» Set task:
Write out the listing below again, precisely as it is given.

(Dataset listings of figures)
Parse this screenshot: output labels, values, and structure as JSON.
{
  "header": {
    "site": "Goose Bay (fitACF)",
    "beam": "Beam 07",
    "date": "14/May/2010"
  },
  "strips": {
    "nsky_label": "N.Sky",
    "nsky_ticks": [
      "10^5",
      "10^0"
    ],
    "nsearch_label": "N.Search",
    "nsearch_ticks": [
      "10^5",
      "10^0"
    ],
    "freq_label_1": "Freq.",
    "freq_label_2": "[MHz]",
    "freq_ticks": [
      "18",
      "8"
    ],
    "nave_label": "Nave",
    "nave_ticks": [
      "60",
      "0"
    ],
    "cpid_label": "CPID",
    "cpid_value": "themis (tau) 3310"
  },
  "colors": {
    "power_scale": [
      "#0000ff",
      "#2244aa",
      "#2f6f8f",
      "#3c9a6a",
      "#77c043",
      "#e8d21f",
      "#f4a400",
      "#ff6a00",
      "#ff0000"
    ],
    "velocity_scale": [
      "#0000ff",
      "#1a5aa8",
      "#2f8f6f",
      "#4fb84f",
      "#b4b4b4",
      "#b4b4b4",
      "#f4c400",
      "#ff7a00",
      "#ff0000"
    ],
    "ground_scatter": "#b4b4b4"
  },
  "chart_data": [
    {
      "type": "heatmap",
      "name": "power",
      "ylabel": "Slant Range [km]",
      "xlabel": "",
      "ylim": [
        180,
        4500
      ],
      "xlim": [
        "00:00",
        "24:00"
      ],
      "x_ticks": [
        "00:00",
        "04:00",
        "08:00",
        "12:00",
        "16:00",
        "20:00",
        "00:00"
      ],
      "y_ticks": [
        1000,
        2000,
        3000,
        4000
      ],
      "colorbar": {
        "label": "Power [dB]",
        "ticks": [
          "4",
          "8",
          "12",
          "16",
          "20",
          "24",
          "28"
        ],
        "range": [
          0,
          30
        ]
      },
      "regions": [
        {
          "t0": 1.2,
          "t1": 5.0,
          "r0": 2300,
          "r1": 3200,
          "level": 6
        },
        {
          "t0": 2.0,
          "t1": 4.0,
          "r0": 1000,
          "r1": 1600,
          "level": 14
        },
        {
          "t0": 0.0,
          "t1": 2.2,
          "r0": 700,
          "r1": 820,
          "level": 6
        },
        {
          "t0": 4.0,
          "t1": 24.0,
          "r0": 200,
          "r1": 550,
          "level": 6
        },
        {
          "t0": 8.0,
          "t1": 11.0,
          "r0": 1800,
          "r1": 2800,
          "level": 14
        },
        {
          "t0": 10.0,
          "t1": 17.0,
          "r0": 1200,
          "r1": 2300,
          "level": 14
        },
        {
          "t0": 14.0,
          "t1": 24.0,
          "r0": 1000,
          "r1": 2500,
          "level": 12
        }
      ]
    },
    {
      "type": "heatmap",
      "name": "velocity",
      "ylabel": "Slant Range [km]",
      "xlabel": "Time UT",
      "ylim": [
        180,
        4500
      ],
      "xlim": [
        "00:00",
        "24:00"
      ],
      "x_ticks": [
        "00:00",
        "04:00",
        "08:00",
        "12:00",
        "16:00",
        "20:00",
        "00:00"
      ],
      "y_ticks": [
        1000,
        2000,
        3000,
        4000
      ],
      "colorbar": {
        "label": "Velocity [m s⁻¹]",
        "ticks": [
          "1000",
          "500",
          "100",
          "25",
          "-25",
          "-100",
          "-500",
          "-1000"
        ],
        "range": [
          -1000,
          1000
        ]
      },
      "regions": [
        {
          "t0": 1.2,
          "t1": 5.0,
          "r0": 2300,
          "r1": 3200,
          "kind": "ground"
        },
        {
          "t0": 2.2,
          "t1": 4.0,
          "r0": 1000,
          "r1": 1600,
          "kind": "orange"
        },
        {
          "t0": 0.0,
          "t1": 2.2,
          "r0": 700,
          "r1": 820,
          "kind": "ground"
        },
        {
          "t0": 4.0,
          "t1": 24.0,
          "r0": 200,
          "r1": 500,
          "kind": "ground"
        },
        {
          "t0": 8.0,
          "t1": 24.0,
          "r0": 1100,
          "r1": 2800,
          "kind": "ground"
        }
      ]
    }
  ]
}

» Full solution:
Parse this screenshot: output labels, values, and structure as JSON.
{
  "header": {
    "site": "Goose Bay (fitACF)",
    "beam": "Beam 07",
    "date": "14/May/2010"
  },
  "strips": {
    "nsky_label": "N.Sky",
    "nsky_ticks": [
      "10^5",
      "10^0"
    ],
    "nsearch_label": "N.Search",
    "nsearch_ticks": [
      "10^5",
      "10^0"
    ],
    "freq_label_1": "Freq.",
    "freq_label_2": "[MHz]",
    "freq_ticks": [
      "18",
      "8"
    ],
    "nave_label": "Nave",
    "nave_ticks": [
      "60",
      "0"
    ],
    "cpid_label": "CPID",
    "cpid_value": "themis (tau) 3310"
  },
  "colors": {
    "power_scale": [
      "#0000ff",
      "#2244aa",
      "#2f6f8f",
      "#3c9a6a",
      "#77c043",
      "#e8d21f",
      "#f4a400",
      "#ff6a00",
      "#ff0000"
    ],
    "velocity_scale": [
      "#0000ff",
      "#1a5aa8",
      "#2f8f6f",
      "#4fb84f",
      "#b4b4b4",
      "#b4b4b4",
      "#f4c400",
      "#ff7a00",
      "#ff0000"
    ],
    "ground_scatter": "#b4b4b4"
  },
  "chart_data": [
    {
      "type": "heatmap",
      "name": "power",
      "ylabel": "Slant Range [km]",
      "xlabel": "",
      "ylim": [
        180,
        4500
      ],
      "xlim": [
        "00:00",
        "24:00"
      ],
      "x_ticks": [
        "00:00",
        "04:00",
        "08:00",
        "12:00",
        "16:00",
        "20:00",
        "00:00"
      ],
      "y_ticks": [
        1000,
        2000,
        3000,
        4000
      ],
      "colorbar": {
        "label": "Power [dB]",
        "ticks": [
          "4",
          "8",
          "12",
          "16",
          "20",
          "24",
          "28"
        ],
        "range": [
          0,
          30
        ]
      },
      "regions": [
        {
          "t0": 1.2,
          "t1": 5.0,
          "r0": 2300,
          "r1": 3200,
          "level": 6
        },
        {
          "t0": 2.0,
          "t1": 4.0,
          "r0": 1000,
          "r1": 1600,
          "level": 14
        },
        {
          "t0": 0.0,
          "t1": 2.2,
          "r0": 700,
          "r1": 820,
          "level": 6
        },
        {
          "t0": 4.0,
          "t1": 24.0,
          "r0": 200,
          "r1": 550,
          "level": 6
        },
        {
          "t0": 8.0,
          "t1": 11.0,
          "r0": 1800,
          "r1": 2800,
          "level": 14
        },
        {
          "t0": 10.0,
          "t1": 17.0,
          "r0": 1200,
          "r1": 2300,
          "level": 14
        },
        {
          "t0": 14.0,
          "t1": 24.0,
          "r0": 1000,
          "r1": 2500,
          "level": 12
        }
      ]
    },
    {
      "type": "heatmap",
      "name": "velocity",
      "ylabel": "Slant Range [km]",
      "xlabel": "Time UT",
      "ylim": [
        180,
        4500
      ],
      "xlim": [
        "00:00",
        "24:00"
      ],
      "x_ticks": [
        "00:00",
        "04:00",
        "08:00",
        "12:00",
        "16:00",
        "20:00",
        "00:00"
      ],
      "y_ticks": [
        1000,
        2000,
        3000,
        4000
      ],
      "colorbar": {
        "label": "Velocity [m s⁻¹]",
        "ticks": [
          "1000",
          "500",
          "100",
          "25",
          "-25",
          "-100",
          "-500",
          "-1000"
        ],
        "range": [
          -1000,
          1000
        ]
      },
      "regions": [
        {
          "t0": 1.2,
          "t1": 5.0,
          "r0": 2300,
          "r1": 3200,
          "kind": "ground"
        },
        {
          "t0": 2.2,
          "t1": 4.0,
          "r0": 1000,
          "r1": 1600,
          "kind": "orange"
        },
        {
          "t0": 0.0,
          "t1": 2.2,
          "r0": 700,
          "r1": 820,
          "kind": "ground"
        },
        {
          "t0": 4.0,
          "t1": 24.0,
          "r0": 200,
          "r1": 500,
          "kind": "ground"
        },
        {
          "t0": 8.0,
          "t1": 24.0,
          "r0": 1100,
          "r1": 2800,
          "kind": "ground"
        }
      ]
    }
  ]
}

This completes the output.